Data shown:

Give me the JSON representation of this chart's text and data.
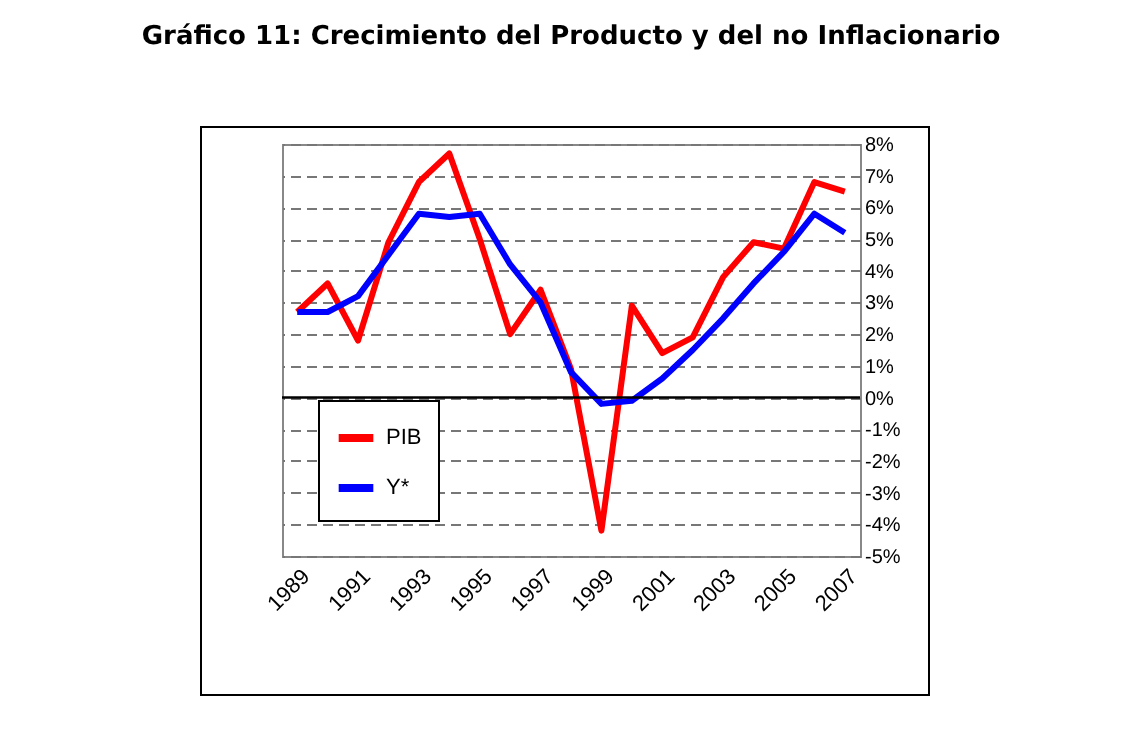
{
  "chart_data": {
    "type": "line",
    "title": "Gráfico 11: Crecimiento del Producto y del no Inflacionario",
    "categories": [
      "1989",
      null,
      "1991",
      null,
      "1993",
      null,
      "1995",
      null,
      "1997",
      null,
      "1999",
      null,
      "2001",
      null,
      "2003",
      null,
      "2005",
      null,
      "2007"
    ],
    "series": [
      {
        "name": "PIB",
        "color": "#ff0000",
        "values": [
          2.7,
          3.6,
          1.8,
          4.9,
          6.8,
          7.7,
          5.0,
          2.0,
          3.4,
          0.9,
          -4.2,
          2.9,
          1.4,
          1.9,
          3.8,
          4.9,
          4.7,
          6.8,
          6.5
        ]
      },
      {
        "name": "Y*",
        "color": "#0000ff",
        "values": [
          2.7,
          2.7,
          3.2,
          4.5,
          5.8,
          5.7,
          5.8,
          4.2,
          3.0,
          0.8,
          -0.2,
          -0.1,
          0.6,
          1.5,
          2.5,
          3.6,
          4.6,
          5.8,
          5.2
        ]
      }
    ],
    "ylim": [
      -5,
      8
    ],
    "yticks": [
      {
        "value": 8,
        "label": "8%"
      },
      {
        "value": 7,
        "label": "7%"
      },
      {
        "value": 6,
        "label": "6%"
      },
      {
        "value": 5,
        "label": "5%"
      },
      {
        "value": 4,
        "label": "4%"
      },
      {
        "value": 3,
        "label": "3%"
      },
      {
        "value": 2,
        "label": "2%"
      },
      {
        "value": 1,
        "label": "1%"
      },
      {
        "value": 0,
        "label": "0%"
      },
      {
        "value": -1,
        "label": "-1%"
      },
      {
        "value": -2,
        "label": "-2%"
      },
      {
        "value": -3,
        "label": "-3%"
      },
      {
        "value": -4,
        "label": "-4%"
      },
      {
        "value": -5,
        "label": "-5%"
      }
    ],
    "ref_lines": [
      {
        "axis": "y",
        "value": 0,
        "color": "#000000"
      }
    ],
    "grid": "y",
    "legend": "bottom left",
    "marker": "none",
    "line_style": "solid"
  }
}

To be done:
Write out the whole listing exactly, and drop the pictures.

Full response:
Give me the JSON representation of this chart's text and data.
{
  "chart_data": {
    "type": "line",
    "title": "Gráfico 11: Crecimiento del Producto y del no Inflacionario",
    "categories": [
      "1989",
      null,
      "1991",
      null,
      "1993",
      null,
      "1995",
      null,
      "1997",
      null,
      "1999",
      null,
      "2001",
      null,
      "2003",
      null,
      "2005",
      null,
      "2007"
    ],
    "series": [
      {
        "name": "PIB",
        "color": "#ff0000",
        "values": [
          2.7,
          3.6,
          1.8,
          4.9,
          6.8,
          7.7,
          5.0,
          2.0,
          3.4,
          0.9,
          -4.2,
          2.9,
          1.4,
          1.9,
          3.8,
          4.9,
          4.7,
          6.8,
          6.5
        ]
      },
      {
        "name": "Y*",
        "color": "#0000ff",
        "values": [
          2.7,
          2.7,
          3.2,
          4.5,
          5.8,
          5.7,
          5.8,
          4.2,
          3.0,
          0.8,
          -0.2,
          -0.1,
          0.6,
          1.5,
          2.5,
          3.6,
          4.6,
          5.8,
          5.2
        ]
      }
    ],
    "ylim": [
      -5,
      8
    ],
    "yticks": [
      {
        "value": 8,
        "label": "8%"
      },
      {
        "value": 7,
        "label": "7%"
      },
      {
        "value": 6,
        "label": "6%"
      },
      {
        "value": 5,
        "label": "5%"
      },
      {
        "value": 4,
        "label": "4%"
      },
      {
        "value": 3,
        "label": "3%"
      },
      {
        "value": 2,
        "label": "2%"
      },
      {
        "value": 1,
        "label": "1%"
      },
      {
        "value": 0,
        "label": "0%"
      },
      {
        "value": -1,
        "label": "-1%"
      },
      {
        "value": -2,
        "label": "-2%"
      },
      {
        "value": -3,
        "label": "-3%"
      },
      {
        "value": -4,
        "label": "-4%"
      },
      {
        "value": -5,
        "label": "-5%"
      }
    ],
    "ref_lines": [
      {
        "axis": "y",
        "value": 0,
        "color": "#000000"
      }
    ],
    "grid": "y",
    "legend": "bottom left",
    "marker": "none",
    "line_style": "solid"
  }
}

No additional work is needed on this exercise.